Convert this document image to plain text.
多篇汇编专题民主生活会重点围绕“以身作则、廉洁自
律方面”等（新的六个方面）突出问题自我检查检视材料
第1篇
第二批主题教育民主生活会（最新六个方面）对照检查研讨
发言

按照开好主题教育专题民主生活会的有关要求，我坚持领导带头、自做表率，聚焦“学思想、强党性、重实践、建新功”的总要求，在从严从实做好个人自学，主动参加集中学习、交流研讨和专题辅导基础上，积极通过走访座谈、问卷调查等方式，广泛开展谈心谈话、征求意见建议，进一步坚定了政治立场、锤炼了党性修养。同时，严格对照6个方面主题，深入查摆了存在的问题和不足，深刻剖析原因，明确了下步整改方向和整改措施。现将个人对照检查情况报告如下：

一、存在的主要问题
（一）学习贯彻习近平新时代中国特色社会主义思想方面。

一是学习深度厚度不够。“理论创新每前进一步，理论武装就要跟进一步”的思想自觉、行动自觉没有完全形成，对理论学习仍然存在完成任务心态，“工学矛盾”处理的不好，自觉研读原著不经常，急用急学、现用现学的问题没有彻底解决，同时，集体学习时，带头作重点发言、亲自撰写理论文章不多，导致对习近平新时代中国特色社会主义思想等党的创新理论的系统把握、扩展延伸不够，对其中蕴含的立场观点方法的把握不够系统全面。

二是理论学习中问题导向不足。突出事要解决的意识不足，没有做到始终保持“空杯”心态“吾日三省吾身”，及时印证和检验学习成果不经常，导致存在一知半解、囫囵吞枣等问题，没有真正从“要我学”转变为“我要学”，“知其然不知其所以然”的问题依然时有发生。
--
> **WRITTEN INSTRUCTION**: Copy all of the data exactly.

> **RESPONSE TO THIS EXERCISE**:
Convert this document image to plain text.
多篇汇编专题民主生活会重点围绕“以身作则、廉洁自
律方面”等（新的六个方面）突出问题自我检查检视材料
第1篇
第二批主题教育民主生活会（最新六个方面）对照检查研讨
发言

按照开好主题教育专题民主生活会的有关要求，我坚持领导带头、自做表率，聚焦“学思想、强党性、重实践、建新功”的总要求，在从严从实做好个人自学，主动参加集中学习、交流研讨和专题辅导基础上，积极通过走访座谈、问卷调查等方式，广泛开展谈心谈话、征求意见建议，进一步坚定了政治立场、锤炼了党性修养。同时，严格对照6个方面主题，深入查摆了存在的问题和不足，深刻剖析原因，明确了下步整改方向和整改措施。现将个人对照检查情况报告如下：

一、存在的主要问题
（一）学习贯彻习近平新时代中国特色社会主义思想方面。

一是学习深度厚度不够。“理论创新每前进一步，理论武装就要跟进一步”的思想自觉、行动自觉没有完全形成，对理论学习仍然存在完成任务心态，“工学矛盾”处理的不好，自觉研读原著不经常，急用急学、现用现学的问题没有彻底解决，同时，集体学习时，带头作重点发言、亲自撰写理论文章不多，导致对习近平新时代中国特色社会主义思想等党的创新理论的系统把握、扩展延伸不够，对其中蕴含的立场观点方法的把握不够系统全面。

二是理论学习中问题导向不足。突出事要解决的意识不足，没有做到始终保持“空杯”心态“吾日三省吾身”，及时印证和检验学习成果不经常，导致存在一知半解、囫囵吞枣等问题，没有真正从“要我学”转变为“我要学”，“知其然不知其所以然”的问题依然时有发生。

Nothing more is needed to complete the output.